-- Start --

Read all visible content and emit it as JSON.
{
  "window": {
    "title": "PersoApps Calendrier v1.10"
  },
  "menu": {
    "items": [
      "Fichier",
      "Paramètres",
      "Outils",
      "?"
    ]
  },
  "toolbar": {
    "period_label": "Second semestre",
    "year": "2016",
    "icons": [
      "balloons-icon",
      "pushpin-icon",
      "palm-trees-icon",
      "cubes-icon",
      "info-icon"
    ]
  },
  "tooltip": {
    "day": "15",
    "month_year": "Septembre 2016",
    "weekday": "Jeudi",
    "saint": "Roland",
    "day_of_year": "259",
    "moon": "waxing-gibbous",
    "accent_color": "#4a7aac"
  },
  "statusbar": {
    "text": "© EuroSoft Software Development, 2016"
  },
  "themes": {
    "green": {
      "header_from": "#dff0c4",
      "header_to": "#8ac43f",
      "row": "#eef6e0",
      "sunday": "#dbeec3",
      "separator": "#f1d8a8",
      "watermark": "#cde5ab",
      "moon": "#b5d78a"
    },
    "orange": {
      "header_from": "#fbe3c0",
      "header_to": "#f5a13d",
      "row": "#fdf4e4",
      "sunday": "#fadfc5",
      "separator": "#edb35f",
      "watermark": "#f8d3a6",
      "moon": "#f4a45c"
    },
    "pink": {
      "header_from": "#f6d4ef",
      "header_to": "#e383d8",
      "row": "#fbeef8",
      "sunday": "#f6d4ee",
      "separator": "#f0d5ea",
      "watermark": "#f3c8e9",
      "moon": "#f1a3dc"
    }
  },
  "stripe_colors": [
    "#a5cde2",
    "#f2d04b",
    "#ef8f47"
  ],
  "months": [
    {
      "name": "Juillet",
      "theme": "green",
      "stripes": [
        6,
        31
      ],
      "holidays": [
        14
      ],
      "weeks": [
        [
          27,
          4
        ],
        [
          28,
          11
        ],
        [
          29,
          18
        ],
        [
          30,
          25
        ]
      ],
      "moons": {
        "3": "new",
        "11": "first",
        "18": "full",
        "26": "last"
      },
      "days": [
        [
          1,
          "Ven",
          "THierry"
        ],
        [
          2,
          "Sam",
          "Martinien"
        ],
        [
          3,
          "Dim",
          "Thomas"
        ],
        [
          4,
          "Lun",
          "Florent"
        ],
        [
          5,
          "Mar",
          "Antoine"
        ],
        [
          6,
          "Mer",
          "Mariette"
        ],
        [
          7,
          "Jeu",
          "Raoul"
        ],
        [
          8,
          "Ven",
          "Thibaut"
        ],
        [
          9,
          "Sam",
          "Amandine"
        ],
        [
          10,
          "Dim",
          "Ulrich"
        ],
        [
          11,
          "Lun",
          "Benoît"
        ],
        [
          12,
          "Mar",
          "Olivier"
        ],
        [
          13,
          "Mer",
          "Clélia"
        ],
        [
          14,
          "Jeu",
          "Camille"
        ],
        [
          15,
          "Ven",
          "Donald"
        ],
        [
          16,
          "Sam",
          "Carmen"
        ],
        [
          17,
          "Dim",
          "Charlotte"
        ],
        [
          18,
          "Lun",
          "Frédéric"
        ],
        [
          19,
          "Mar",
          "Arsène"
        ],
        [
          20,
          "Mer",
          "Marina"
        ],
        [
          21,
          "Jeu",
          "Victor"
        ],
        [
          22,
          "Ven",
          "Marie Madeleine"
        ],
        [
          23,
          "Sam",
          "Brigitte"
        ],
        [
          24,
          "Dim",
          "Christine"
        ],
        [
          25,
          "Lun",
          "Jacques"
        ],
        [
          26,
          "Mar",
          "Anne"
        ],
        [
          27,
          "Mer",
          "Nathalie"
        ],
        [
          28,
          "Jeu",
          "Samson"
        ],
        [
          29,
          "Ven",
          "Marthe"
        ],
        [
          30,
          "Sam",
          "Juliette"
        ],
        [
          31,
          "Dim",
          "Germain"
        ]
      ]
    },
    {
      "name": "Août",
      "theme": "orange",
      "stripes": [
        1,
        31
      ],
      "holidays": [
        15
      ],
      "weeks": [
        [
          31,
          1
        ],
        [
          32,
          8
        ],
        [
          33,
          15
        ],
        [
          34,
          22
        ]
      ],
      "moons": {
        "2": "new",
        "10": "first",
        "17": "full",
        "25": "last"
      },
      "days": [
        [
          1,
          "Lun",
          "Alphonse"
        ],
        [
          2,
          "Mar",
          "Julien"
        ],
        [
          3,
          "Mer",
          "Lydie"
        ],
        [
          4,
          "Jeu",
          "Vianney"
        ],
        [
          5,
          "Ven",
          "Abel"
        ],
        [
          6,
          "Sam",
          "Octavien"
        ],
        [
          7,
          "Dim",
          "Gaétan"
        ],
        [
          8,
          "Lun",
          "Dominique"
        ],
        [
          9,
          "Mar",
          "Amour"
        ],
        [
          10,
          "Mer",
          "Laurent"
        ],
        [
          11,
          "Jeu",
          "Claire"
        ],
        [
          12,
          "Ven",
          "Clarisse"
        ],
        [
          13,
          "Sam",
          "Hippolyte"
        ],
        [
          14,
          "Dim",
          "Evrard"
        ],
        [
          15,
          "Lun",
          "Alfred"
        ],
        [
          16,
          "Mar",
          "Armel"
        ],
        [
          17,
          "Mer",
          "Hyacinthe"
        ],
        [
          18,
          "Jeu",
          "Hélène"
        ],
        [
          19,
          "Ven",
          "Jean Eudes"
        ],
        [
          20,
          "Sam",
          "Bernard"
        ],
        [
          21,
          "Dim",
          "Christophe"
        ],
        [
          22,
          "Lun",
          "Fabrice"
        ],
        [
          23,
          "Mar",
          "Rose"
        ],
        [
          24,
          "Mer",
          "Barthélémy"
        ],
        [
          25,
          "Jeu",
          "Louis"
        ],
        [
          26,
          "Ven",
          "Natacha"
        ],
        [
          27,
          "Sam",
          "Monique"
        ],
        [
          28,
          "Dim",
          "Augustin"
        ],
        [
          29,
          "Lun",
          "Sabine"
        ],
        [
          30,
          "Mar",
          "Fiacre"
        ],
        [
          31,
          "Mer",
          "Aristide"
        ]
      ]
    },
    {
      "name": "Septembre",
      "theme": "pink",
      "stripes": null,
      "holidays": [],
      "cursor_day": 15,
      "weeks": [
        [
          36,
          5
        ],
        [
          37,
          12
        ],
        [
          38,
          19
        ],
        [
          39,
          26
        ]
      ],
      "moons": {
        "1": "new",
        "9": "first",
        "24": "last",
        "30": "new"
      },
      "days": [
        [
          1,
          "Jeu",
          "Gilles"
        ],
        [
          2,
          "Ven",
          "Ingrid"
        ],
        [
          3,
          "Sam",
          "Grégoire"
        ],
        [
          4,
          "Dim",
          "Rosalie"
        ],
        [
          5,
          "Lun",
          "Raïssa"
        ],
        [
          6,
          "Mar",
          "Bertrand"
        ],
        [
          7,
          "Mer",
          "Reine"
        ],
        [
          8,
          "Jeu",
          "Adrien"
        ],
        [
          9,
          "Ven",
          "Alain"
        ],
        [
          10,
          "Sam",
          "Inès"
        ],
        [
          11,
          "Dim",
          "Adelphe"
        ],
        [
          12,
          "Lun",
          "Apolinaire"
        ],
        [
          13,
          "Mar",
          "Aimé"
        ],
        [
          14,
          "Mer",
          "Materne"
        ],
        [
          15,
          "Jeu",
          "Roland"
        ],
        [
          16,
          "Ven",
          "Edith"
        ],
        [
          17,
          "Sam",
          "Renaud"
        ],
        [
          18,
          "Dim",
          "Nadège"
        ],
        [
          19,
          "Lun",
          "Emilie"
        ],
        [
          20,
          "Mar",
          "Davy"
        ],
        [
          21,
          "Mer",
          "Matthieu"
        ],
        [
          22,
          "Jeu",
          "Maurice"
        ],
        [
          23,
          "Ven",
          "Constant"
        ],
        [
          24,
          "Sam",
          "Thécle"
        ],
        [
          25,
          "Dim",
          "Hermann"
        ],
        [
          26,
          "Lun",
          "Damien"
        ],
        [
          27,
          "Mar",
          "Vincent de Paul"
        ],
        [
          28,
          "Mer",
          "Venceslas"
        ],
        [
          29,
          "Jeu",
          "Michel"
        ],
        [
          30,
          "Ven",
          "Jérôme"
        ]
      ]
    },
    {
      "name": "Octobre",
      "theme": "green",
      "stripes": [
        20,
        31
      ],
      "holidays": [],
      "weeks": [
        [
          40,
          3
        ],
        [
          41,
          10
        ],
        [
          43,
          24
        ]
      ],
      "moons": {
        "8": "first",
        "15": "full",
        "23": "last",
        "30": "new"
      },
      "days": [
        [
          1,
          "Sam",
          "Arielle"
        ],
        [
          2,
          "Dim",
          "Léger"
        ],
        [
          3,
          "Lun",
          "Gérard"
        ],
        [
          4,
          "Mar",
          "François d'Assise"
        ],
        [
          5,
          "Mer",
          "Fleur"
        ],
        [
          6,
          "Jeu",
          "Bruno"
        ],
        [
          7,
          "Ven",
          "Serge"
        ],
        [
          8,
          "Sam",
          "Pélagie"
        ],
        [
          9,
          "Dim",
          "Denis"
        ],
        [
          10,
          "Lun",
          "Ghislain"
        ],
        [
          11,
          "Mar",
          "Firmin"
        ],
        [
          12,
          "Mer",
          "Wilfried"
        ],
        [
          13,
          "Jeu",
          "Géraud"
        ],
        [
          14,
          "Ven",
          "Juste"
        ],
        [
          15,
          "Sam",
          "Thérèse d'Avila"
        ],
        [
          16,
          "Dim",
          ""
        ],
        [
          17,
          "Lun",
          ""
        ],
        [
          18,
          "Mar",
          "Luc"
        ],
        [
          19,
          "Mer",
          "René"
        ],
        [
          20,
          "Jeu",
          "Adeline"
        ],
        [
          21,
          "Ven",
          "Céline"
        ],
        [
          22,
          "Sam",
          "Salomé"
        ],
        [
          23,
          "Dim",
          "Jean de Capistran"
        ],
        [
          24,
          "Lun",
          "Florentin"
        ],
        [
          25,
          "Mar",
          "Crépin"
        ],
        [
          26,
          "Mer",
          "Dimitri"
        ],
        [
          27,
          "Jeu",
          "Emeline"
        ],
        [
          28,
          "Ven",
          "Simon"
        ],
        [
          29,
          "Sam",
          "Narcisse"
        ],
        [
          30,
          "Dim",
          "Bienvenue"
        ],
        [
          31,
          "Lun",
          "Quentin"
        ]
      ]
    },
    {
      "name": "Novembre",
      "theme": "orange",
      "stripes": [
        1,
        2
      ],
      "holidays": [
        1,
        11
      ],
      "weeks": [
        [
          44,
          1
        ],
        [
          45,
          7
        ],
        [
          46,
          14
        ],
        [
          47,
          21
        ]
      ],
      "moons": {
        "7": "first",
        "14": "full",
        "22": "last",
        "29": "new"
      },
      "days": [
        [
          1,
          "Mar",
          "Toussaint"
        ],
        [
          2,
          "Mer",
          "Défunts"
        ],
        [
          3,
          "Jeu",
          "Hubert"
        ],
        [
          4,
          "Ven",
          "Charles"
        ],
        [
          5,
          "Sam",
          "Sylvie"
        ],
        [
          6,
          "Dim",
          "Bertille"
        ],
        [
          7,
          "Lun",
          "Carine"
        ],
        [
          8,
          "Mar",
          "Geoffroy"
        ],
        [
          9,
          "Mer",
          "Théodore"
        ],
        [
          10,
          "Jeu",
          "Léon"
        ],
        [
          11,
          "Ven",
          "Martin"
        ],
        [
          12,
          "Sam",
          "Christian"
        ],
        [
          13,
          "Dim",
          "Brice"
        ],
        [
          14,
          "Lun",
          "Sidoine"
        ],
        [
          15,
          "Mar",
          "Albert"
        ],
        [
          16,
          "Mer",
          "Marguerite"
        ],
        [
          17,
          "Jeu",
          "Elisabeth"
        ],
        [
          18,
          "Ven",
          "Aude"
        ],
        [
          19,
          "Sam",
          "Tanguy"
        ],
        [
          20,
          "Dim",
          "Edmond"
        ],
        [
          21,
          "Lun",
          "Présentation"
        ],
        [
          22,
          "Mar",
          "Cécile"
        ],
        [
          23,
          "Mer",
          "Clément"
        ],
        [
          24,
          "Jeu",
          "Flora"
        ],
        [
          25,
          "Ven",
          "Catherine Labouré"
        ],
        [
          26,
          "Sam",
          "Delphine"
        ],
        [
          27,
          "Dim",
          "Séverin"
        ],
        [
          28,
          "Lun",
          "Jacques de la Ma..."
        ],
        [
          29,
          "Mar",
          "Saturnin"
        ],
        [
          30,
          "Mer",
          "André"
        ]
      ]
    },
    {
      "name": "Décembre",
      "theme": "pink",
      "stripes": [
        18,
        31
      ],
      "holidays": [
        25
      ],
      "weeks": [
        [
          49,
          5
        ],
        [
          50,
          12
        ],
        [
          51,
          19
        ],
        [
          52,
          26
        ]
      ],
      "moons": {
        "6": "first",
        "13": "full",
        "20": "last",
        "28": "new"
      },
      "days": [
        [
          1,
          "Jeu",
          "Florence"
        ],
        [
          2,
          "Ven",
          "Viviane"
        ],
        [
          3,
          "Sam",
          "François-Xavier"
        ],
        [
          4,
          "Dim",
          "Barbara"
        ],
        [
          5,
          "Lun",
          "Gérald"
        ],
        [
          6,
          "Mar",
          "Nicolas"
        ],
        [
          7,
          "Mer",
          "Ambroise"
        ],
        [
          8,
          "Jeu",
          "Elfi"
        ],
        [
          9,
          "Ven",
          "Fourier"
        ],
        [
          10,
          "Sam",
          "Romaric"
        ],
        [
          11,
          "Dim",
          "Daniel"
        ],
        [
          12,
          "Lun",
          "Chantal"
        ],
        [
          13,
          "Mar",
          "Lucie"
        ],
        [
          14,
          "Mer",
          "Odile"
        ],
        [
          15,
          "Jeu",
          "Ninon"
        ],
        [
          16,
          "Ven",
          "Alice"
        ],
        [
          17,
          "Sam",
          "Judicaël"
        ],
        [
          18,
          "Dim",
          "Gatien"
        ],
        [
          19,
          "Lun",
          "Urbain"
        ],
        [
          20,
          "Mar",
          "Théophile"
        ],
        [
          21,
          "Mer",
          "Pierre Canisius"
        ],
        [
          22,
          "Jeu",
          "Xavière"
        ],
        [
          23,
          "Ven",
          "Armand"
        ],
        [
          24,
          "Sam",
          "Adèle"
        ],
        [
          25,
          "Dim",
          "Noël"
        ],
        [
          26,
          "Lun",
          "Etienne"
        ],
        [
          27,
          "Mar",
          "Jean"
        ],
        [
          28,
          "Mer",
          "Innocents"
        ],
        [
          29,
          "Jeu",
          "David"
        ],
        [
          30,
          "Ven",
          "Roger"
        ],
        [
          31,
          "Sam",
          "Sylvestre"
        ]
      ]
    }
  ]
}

-- End --

Description of the task. Consider the entries above and return each line with the string "last".

Answer to the problem.
        "26": "last"
        "25": "last"
        "24": "last",
        "23": "last",
        "22": "last",
        "20": "last",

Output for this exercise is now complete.